• Records for this task:
◇ ◇ ◇ ◇ ◇ ◇ ◇
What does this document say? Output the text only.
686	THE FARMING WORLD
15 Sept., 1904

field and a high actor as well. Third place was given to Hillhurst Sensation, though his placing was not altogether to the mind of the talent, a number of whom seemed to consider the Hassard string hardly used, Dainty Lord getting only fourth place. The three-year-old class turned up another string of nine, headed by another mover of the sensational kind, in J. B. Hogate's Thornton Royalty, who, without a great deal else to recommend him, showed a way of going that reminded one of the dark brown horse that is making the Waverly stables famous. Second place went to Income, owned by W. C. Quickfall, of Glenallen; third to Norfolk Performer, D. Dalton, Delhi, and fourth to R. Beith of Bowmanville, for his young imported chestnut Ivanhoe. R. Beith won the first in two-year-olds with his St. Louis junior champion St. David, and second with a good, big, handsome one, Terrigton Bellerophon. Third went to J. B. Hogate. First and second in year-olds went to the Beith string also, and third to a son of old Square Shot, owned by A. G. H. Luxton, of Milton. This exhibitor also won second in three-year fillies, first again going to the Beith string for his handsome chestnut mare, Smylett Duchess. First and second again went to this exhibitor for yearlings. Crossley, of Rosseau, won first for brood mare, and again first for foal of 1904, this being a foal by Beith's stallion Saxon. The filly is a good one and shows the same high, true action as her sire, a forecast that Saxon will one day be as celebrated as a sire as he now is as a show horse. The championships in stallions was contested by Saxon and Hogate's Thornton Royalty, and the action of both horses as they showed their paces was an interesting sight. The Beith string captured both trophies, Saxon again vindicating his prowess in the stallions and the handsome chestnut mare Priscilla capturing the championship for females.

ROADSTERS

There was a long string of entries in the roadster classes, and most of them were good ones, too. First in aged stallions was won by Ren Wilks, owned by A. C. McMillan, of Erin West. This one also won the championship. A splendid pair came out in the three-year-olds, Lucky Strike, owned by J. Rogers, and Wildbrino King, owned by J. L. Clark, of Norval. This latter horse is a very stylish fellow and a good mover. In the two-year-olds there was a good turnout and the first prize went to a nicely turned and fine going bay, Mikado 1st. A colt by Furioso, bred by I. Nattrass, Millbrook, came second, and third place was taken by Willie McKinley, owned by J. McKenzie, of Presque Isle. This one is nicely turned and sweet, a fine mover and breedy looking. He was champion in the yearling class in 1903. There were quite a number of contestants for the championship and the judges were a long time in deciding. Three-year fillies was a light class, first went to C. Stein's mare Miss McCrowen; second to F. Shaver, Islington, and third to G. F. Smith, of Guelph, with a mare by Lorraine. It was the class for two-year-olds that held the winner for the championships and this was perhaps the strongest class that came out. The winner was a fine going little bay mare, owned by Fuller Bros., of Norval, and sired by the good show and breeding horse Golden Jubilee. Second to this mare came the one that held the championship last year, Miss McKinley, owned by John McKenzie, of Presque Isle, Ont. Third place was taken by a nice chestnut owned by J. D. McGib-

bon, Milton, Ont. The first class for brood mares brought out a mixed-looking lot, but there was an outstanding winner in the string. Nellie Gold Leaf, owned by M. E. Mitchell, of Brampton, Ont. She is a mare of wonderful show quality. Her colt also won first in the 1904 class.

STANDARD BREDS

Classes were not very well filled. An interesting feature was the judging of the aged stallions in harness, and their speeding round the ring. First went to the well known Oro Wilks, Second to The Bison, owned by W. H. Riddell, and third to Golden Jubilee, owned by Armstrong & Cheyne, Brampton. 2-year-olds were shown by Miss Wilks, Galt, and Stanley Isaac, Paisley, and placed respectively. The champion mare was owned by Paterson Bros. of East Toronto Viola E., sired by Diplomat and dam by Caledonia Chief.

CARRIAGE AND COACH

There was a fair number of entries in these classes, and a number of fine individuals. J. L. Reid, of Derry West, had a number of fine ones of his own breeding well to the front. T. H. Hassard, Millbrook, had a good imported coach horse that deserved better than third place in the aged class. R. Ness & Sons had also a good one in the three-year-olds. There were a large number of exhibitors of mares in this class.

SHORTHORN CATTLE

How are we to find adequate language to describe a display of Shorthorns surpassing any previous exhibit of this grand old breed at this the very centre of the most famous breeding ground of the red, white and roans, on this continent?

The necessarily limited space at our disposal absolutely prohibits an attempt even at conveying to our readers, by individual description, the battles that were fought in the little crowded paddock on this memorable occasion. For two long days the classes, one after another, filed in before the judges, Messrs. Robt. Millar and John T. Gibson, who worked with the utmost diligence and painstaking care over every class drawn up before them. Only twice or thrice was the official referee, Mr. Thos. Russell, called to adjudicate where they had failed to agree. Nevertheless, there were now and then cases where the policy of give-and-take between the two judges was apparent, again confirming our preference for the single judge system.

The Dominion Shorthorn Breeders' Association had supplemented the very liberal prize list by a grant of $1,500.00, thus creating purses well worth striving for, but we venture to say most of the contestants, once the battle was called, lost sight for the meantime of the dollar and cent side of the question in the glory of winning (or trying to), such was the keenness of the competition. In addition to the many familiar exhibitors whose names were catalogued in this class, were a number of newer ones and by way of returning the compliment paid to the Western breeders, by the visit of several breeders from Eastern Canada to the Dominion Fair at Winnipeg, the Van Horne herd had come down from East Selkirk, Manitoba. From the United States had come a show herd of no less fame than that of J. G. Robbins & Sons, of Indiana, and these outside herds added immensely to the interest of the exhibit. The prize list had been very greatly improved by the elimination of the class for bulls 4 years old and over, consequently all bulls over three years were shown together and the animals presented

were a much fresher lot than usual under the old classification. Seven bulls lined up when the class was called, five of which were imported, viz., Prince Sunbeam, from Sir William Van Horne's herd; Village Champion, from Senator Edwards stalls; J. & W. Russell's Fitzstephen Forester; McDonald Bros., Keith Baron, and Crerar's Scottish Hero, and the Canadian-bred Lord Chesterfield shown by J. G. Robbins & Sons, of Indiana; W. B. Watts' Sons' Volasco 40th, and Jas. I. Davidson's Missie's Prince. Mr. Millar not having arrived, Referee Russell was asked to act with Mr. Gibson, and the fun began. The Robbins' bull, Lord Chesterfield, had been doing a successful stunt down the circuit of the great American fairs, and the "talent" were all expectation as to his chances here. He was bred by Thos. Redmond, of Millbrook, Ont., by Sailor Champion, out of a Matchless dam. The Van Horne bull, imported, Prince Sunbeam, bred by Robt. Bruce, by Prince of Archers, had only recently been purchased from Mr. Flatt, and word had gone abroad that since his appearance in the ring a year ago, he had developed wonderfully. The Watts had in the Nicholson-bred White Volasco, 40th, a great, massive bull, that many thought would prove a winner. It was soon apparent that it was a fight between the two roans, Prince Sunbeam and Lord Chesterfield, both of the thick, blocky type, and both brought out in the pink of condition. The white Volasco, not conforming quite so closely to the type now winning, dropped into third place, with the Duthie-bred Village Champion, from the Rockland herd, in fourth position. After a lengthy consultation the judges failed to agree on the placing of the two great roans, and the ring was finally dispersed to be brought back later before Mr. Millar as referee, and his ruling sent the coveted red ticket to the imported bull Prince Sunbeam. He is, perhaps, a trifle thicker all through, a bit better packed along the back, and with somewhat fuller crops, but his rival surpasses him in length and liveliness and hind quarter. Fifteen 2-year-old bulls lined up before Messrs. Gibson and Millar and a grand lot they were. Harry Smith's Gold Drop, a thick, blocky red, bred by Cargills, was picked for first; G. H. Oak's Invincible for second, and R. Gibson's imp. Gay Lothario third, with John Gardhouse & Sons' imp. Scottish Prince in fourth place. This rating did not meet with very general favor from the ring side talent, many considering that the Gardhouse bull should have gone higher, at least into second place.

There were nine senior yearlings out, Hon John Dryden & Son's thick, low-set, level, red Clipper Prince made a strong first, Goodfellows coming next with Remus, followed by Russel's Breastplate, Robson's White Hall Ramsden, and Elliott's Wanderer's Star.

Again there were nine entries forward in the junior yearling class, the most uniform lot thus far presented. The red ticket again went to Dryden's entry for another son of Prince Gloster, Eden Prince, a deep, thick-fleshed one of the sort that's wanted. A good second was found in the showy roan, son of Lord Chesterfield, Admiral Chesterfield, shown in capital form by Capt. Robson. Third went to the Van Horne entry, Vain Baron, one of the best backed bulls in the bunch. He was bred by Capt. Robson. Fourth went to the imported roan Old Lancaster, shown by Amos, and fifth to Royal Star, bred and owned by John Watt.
◇ ◇ ◇ ◇ ◇ ◇ ◇
• Set problem:
Go through the listing above and locate each line that holds the word "Brampton". Copy those lines.

• Answer to this task:
bon, Milton, Ont. The first class for brood mares brought out a mixed-looking lot, but there was an outstanding winner in the string. Nellie Gold Leaf, owned by M. E. Mitchell, of Brampton, Ont. She is a mare of wonderful show quality. Her colt also won first in the 1904 class.
Classes were not very well filled. An interesting feature was the judging of the aged stallions in harness, and their speeding round the ring. First went to the well known Oro Wilks, Second to The Bison, owned by W. H. Riddell, and third to Golden Jubilee, owned by Armstrong & Cheyne, Brampton. 2-year-olds were shown by Miss Wilks, Galt, and Stanley Isaac, Paisley, and placed respectively. The champion mare was owned by Paterson Bros. of East Toronto Viola E., sired by Diplomat and dam by Caledonia Chief.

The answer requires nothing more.